Record excerpts
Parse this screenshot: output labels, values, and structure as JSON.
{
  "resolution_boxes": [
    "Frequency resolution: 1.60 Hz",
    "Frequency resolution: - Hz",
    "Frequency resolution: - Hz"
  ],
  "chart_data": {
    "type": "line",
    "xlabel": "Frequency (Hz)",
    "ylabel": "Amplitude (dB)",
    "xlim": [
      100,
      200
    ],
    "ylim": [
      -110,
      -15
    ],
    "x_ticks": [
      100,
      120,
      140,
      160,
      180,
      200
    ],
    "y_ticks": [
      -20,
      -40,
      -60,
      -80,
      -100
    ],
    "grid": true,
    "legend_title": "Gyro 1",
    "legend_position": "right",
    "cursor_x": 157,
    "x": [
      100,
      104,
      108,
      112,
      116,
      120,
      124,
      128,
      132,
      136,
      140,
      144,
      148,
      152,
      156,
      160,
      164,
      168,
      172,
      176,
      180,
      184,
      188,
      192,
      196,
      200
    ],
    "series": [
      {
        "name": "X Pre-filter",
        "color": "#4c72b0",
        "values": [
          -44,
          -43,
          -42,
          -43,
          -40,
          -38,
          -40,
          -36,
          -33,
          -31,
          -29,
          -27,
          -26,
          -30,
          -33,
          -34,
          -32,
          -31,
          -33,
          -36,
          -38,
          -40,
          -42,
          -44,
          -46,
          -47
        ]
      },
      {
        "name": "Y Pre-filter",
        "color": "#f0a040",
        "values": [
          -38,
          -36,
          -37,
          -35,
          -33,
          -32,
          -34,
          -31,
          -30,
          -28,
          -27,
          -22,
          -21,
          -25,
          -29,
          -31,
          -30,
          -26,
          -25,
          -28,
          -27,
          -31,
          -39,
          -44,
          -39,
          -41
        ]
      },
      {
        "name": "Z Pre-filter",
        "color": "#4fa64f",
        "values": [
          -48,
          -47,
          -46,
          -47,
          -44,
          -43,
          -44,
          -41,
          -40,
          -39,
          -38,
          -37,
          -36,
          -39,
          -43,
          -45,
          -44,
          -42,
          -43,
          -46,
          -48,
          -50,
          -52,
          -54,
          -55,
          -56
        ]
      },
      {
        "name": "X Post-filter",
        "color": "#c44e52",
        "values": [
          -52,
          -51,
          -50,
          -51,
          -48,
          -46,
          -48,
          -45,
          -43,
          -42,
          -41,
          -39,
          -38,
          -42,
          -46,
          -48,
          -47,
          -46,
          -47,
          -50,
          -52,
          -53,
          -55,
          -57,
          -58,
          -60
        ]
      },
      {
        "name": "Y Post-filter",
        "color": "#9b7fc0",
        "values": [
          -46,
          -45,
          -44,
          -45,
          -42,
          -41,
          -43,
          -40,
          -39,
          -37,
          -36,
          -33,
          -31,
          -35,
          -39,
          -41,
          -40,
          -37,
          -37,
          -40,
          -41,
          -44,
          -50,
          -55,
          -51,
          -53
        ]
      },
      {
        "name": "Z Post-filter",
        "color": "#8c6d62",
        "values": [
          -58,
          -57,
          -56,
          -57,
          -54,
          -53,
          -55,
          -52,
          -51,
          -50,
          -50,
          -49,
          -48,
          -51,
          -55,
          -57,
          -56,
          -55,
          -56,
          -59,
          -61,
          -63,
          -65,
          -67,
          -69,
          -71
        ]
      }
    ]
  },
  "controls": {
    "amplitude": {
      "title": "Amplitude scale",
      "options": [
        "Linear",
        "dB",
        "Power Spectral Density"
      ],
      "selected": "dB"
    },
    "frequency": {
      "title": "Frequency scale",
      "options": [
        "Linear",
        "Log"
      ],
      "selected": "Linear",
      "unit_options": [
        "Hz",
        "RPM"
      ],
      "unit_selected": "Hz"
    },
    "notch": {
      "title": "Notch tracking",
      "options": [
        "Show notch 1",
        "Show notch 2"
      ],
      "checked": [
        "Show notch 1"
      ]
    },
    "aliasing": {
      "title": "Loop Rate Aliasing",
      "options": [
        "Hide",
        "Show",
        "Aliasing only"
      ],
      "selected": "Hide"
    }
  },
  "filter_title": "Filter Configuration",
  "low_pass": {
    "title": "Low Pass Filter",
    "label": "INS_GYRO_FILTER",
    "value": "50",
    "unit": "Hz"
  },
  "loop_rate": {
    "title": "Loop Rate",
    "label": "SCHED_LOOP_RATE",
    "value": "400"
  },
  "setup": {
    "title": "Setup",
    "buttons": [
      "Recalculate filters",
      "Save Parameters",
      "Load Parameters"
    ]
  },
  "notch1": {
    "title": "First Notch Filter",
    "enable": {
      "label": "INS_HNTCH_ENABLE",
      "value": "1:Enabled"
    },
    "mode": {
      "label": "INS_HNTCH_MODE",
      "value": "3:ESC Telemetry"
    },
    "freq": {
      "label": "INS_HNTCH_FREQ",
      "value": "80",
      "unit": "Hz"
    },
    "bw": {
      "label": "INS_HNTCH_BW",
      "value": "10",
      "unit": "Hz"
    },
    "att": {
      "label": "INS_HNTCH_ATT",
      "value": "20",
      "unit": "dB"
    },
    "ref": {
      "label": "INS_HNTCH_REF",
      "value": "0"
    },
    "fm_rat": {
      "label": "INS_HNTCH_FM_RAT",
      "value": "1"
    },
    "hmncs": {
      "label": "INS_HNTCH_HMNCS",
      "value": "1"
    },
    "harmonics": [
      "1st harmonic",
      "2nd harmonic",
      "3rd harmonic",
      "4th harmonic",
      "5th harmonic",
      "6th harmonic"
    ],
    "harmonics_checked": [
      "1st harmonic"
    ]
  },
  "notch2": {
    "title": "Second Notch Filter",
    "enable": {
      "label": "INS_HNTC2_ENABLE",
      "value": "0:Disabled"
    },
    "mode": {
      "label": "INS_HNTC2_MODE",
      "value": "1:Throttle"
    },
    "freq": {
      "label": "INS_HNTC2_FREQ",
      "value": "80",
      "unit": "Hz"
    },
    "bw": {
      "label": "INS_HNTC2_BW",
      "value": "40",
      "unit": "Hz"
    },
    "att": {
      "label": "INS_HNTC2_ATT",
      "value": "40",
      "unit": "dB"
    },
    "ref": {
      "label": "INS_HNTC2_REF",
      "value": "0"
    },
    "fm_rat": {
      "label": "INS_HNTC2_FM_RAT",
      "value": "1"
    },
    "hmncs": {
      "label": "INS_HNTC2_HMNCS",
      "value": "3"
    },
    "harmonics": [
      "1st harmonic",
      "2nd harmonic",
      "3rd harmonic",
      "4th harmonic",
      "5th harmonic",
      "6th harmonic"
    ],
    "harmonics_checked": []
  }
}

Written request
In this exercise, repeat all entries exactly.

Response to the task
Parse this screenshot: output labels, values, and structure as JSON.
{
  "resolution_boxes": [
    "Frequency resolution: 1.60 Hz",
    "Frequency resolution: - Hz",
    "Frequency resolution: - Hz"
  ],
  "chart_data": {
    "type": "line",
    "xlabel": "Frequency (Hz)",
    "ylabel": "Amplitude (dB)",
    "xlim": [
      100,
      200
    ],
    "ylim": [
      -110,
      -15
    ],
    "x_ticks": [
      100,
      120,
      140,
      160,
      180,
      200
    ],
    "y_ticks": [
      -20,
      -40,
      -60,
      -80,
      -100
    ],
    "grid": true,
    "legend_title": "Gyro 1",
    "legend_position": "right",
    "cursor_x": 157,
    "x": [
      100,
      104,
      108,
      112,
      116,
      120,
      124,
      128,
      132,
      136,
      140,
      144,
      148,
      152,
      156,
      160,
      164,
      168,
      172,
      176,
      180,
      184,
      188,
      192,
      196,
      200
    ],
    "series": [
      {
        "name": "X Pre-filter",
        "color": "#4c72b0",
        "values": [
          -44,
          -43,
          -42,
          -43,
          -40,
          -38,
          -40,
          -36,
          -33,
          -31,
          -29,
          -27,
          -26,
          -30,
          -33,
          -34,
          -32,
          -31,
          -33,
          -36,
          -38,
          -40,
          -42,
          -44,
          -46,
          -47
        ]
      },
      {
        "name": "Y Pre-filter",
        "color": "#f0a040",
        "values": [
          -38,
          -36,
          -37,
          -35,
          -33,
          -32,
          -34,
          -31,
          -30,
          -28,
          -27,
          -22,
          -21,
          -25,
          -29,
          -31,
          -30,
          -26,
          -25,
          -28,
          -27,
          -31,
          -39,
          -44,
          -39,
          -41
        ]
      },
      {
        "name": "Z Pre-filter",
        "color": "#4fa64f",
        "values": [
          -48,
          -47,
          -46,
          -47,
          -44,
          -43,
          -44,
          -41,
          -40,
          -39,
          -38,
          -37,
          -36,
          -39,
          -43,
          -45,
          -44,
          -42,
          -43,
          -46,
          -48,
          -50,
          -52,
          -54,
          -55,
          -56
        ]
      },
      {
        "name": "X Post-filter",
        "color": "#c44e52",
        "values": [
          -52,
          -51,
          -50,
          -51,
          -48,
          -46,
          -48,
          -45,
          -43,
          -42,
          -41,
          -39,
          -38,
          -42,
          -46,
          -48,
          -47,
          -46,
          -47,
          -50,
          -52,
          -53,
          -55,
          -57,
          -58,
          -60
        ]
      },
      {
        "name": "Y Post-filter",
        "color": "#9b7fc0",
        "values": [
          -46,
          -45,
          -44,
          -45,
          -42,
          -41,
          -43,
          -40,
          -39,
          -37,
          -36,
          -33,
          -31,
          -35,
          -39,
          -41,
          -40,
          -37,
          -37,
          -40,
          -41,
          -44,
          -50,
          -55,
          -51,
          -53
        ]
      },
      {
        "name": "Z Post-filter",
        "color": "#8c6d62",
        "values": [
          -58,
          -57,
          -56,
          -57,
          -54,
          -53,
          -55,
          -52,
          -51,
          -50,
          -50,
          -49,
          -48,
          -51,
          -55,
          -57,
          -56,
          -55,
          -56,
          -59,
          -61,
          -63,
          -65,
          -67,
          -69,
          -71
        ]
      }
    ]
  },
  "controls": {
    "amplitude": {
      "title": "Amplitude scale",
      "options": [
        "Linear",
        "dB",
        "Power Spectral Density"
      ],
      "selected": "dB"
    },
    "frequency": {
      "title": "Frequency scale",
      "options": [
        "Linear",
        "Log"
      ],
      "selected": "Linear",
      "unit_options": [
        "Hz",
        "RPM"
      ],
      "unit_selected": "Hz"
    },
    "notch": {
      "title": "Notch tracking",
      "options": [
        "Show notch 1",
        "Show notch 2"
      ],
      "checked": [
        "Show notch 1"
      ]
    },
    "aliasing": {
      "title": "Loop Rate Aliasing",
      "options": [
        "Hide",
        "Show",
        "Aliasing only"
      ],
      "selected": "Hide"
    }
  },
  "filter_title": "Filter Configuration",
  "low_pass": {
    "title": "Low Pass Filter",
    "label": "INS_GYRO_FILTER",
    "value": "50",
    "unit": "Hz"
  },
  "loop_rate": {
    "title": "Loop Rate",
    "label": "SCHED_LOOP_RATE",
    "value": "400"
  },
  "setup": {
    "title": "Setup",
    "buttons": [
      "Recalculate filters",
      "Save Parameters",
      "Load Parameters"
    ]
  },
  "notch1": {
    "title": "First Notch Filter",
    "enable": {
      "label": "INS_HNTCH_ENABLE",
      "value": "1:Enabled"
    },
    "mode": {
      "label": "INS_HNTCH_MODE",
      "value": "3:ESC Telemetry"
    },
    "freq": {
      "label": "INS_HNTCH_FREQ",
      "value": "80",
      "unit": "Hz"
    },
    "bw": {
      "label": "INS_HNTCH_BW",
      "value": "10",
      "unit": "Hz"
    },
    "att": {
      "label": "INS_HNTCH_ATT",
      "value": "20",
      "unit": "dB"
    },
    "ref": {
      "label": "INS_HNTCH_REF",
      "value": "0"
    },
    "fm_rat": {
      "label": "INS_HNTCH_FM_RAT",
      "value": "1"
    },
    "hmncs": {
      "label": "INS_HNTCH_HMNCS",
      "value": "1"
    },
    "harmonics": [
      "1st harmonic",
      "2nd harmonic",
      "3rd harmonic",
      "4th harmonic",
      "5th harmonic",
      "6th harmonic"
    ],
    "harmonics_checked": [
      "1st harmonic"
    ]
  },
  "notch2": {
    "title": "Second Notch Filter",
    "enable": {
      "label": "INS_HNTC2_ENABLE",
      "value": "0:Disabled"
    },
    "mode": {
      "label": "INS_HNTC2_MODE",
      "value": "1:Throttle"
    },
    "freq": {
      "label": "INS_HNTC2_FREQ",
      "value": "80",
      "unit": "Hz"
    },
    "bw": {
      "label": "INS_HNTC2_BW",
      "value": "40",
      "unit": "Hz"
    },
    "att": {
      "label": "INS_HNTC2_ATT",
      "value": "40",
      "unit": "dB"
    },
    "ref": {
      "label": "INS_HNTC2_REF",
      "value": "0"
    },
    "fm_rat": {
      "label": "INS_HNTC2_FM_RAT",
      "value": "1"
    },
    "hmncs": {
      "label": "INS_HNTC2_HMNCS",
      "value": "3"
    },
    "harmonics": [
      "1st harmonic",
      "2nd harmonic",
      "3rd harmonic",
      "4th harmonic",
      "5th harmonic",
      "6th harmonic"
    ],
    "harmonics_checked": []
  }
}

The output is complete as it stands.